• _Exercise description_: Each line below must be set down exactly; omit any image you find.

Structured figure records
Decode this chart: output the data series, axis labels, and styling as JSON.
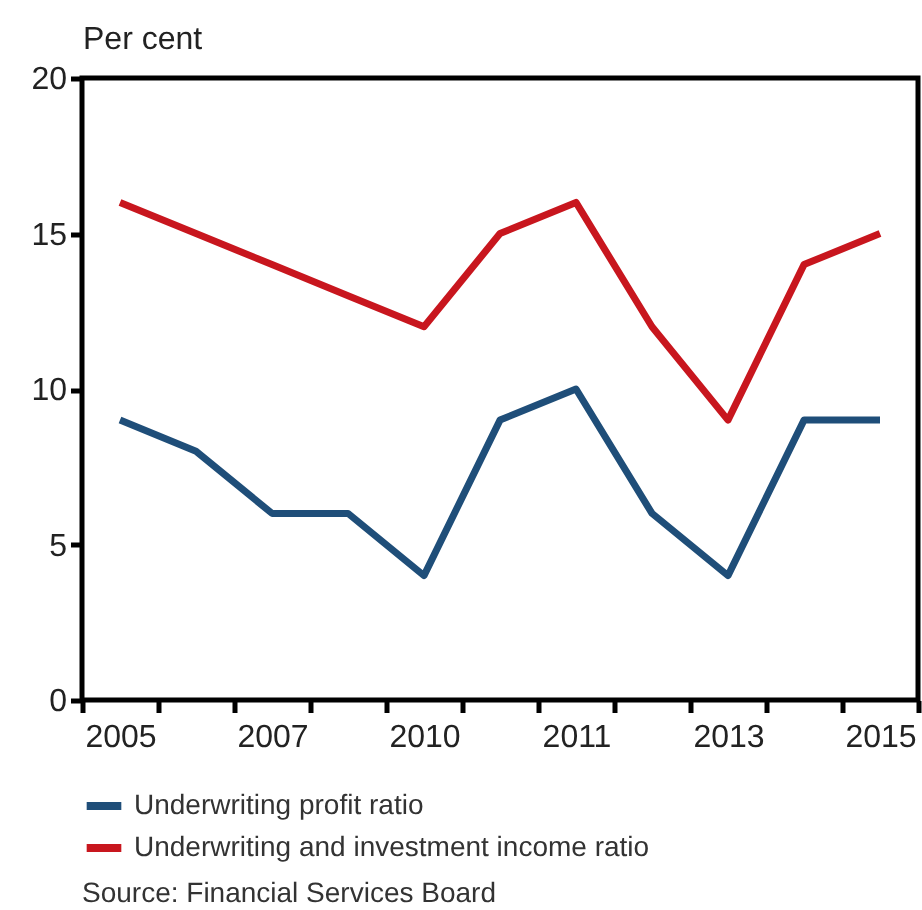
{
  "chart_data": {
    "type": "line",
    "ylabel": "Per cent",
    "categories": [
      "2005",
      null,
      "2007",
      null,
      "2010",
      null,
      "2011",
      null,
      "2013",
      null,
      "2015"
    ],
    "series": [
      {
        "name": "Underwriting profit ratio",
        "color": "#1f4e79",
        "values": [
          9,
          8,
          6,
          6,
          4,
          9,
          10,
          6,
          4,
          9,
          9
        ]
      },
      {
        "name": "Underwriting and investment income ratio",
        "color": "#c8161e",
        "values": [
          16,
          15,
          14,
          13,
          12,
          15,
          16,
          12,
          9,
          14,
          15
        ]
      }
    ],
    "ylim": [
      0,
      20
    ],
    "yticks": [
      0,
      5,
      10,
      15,
      20
    ],
    "grid": false,
    "legend": "bottom",
    "marker": "none",
    "line_style": "solid",
    "annotations": [
      "Source: Financial Services Board"
    ]
  }
}
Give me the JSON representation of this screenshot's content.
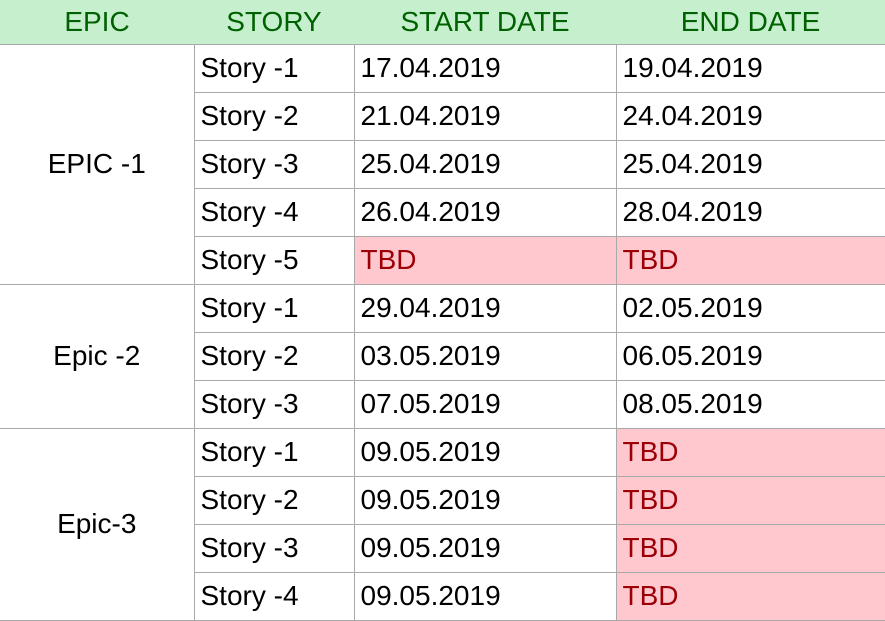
{
  "headers": {
    "epic": "EPIC",
    "story": "STORY",
    "start": "START DATE",
    "end": "END DATE"
  },
  "colors": {
    "header_fill": "#c6efce",
    "header_text": "#006100",
    "tbd_fill": "#ffc7ce",
    "tbd_text": "#9c0006",
    "grid": "#a9a9a9"
  },
  "groups": [
    {
      "epic": "EPIC -1",
      "rows": [
        {
          "story": "Story -1",
          "start": "17.04.2019",
          "end": "19.04.2019"
        },
        {
          "story": "Story -2",
          "start": "21.04.2019",
          "end": "24.04.2019"
        },
        {
          "story": "Story -3",
          "start": "25.04.2019",
          "end": "25.04.2019"
        },
        {
          "story": "Story -4",
          "start": "26.04.2019",
          "end": "28.04.2019"
        },
        {
          "story": "Story -5",
          "start": "TBD",
          "end": "TBD"
        }
      ]
    },
    {
      "epic": "Epic -2",
      "rows": [
        {
          "story": "Story -1",
          "start": "29.04.2019",
          "end": "02.05.2019"
        },
        {
          "story": "Story -2",
          "start": "03.05.2019",
          "end": "06.05.2019"
        },
        {
          "story": "Story -3",
          "start": "07.05.2019",
          "end": "08.05.2019"
        }
      ]
    },
    {
      "epic": "Epic-3",
      "rows": [
        {
          "story": "Story -1",
          "start": "09.05.2019",
          "end": "TBD"
        },
        {
          "story": "Story -2",
          "start": "09.05.2019",
          "end": "TBD"
        },
        {
          "story": "Story -3",
          "start": "09.05.2019",
          "end": "TBD"
        },
        {
          "story": "Story -4",
          "start": "09.05.2019",
          "end": "TBD"
        }
      ]
    }
  ]
}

• _Response_:
Decode this chart: output the data series, axis labels, and styling as JSON.
{
  "chart_data": {
    "type": "line",
    "ylabel": "Per cent",
    "categories": [
      "2005",
      null,
      "2007",
      null,
      "2010",
      null,
      "2011",
      null,
      "2013",
      null,
      "2015"
    ],
    "series": [
      {
        "name": "Underwriting profit ratio",
        "color": "#1f4e79",
        "values": [
          9,
          8,
          6,
          6,
          4,
          9,
          10,
          6,
          4,
          9,
          9
        ]
      },
      {
        "name": "Underwriting and investment income ratio",
        "color": "#c8161e",
        "values": [
          16,
          15,
          14,
          13,
          12,
          15,
          16,
          12,
          9,
          14,
          15
        ]
      }
    ],
    "ylim": [
      0,
      20
    ],
    "yticks": [
      0,
      5,
      10,
      15,
      20
    ],
    "grid": false,
    "legend": "bottom",
    "marker": "none",
    "line_style": "solid",
    "annotations": [
      "Source: Financial Services Board"
    ]
  }
}
Give me the JSON representation of this screenshot's content.
{
  "headers": {
    "epic": "EPIC",
    "story": "STORY",
    "start": "START DATE",
    "end": "END DATE"
  },
  "colors": {
    "header_fill": "#c6efce",
    "header_text": "#006100",
    "tbd_fill": "#ffc7ce",
    "tbd_text": "#9c0006",
    "grid": "#a9a9a9"
  },
  "groups": [
    {
      "epic": "EPIC -1",
      "rows": [
        {
          "story": "Story -1",
          "start": "17.04.2019",
          "end": "19.04.2019"
        },
        {
          "story": "Story -2",
          "start": "21.04.2019",
          "end": "24.04.2019"
        },
        {
          "story": "Story -3",
          "start": "25.04.2019",
          "end": "25.04.2019"
        },
        {
          "story": "Story -4",
          "start": "26.04.2019",
          "end": "28.04.2019"
        },
        {
          "story": "Story -5",
          "start": "TBD",
          "end": "TBD"
        }
      ]
    },
    {
      "epic": "Epic -2",
      "rows": [
        {
          "story": "Story -1",
          "start": "29.04.2019",
          "end": "02.05.2019"
        },
        {
          "story": "Story -2",
          "start": "03.05.2019",
          "end": "06.05.2019"
        },
        {
          "story": "Story -3",
          "start": "07.05.2019",
          "end": "08.05.2019"
        }
      ]
    },
    {
      "epic": "Epic-3",
      "rows": [
        {
          "story": "Story -1",
          "start": "09.05.2019",
          "end": "TBD"
        },
        {
          "story": "Story -2",
          "start": "09.05.2019",
          "end": "TBD"
        },
        {
          "story": "Story -3",
          "start": "09.05.2019",
          "end": "TBD"
        },
        {
          "story": "Story -4",
          "start": "09.05.2019",
          "end": "TBD"
        }
      ]
    }
  ]
}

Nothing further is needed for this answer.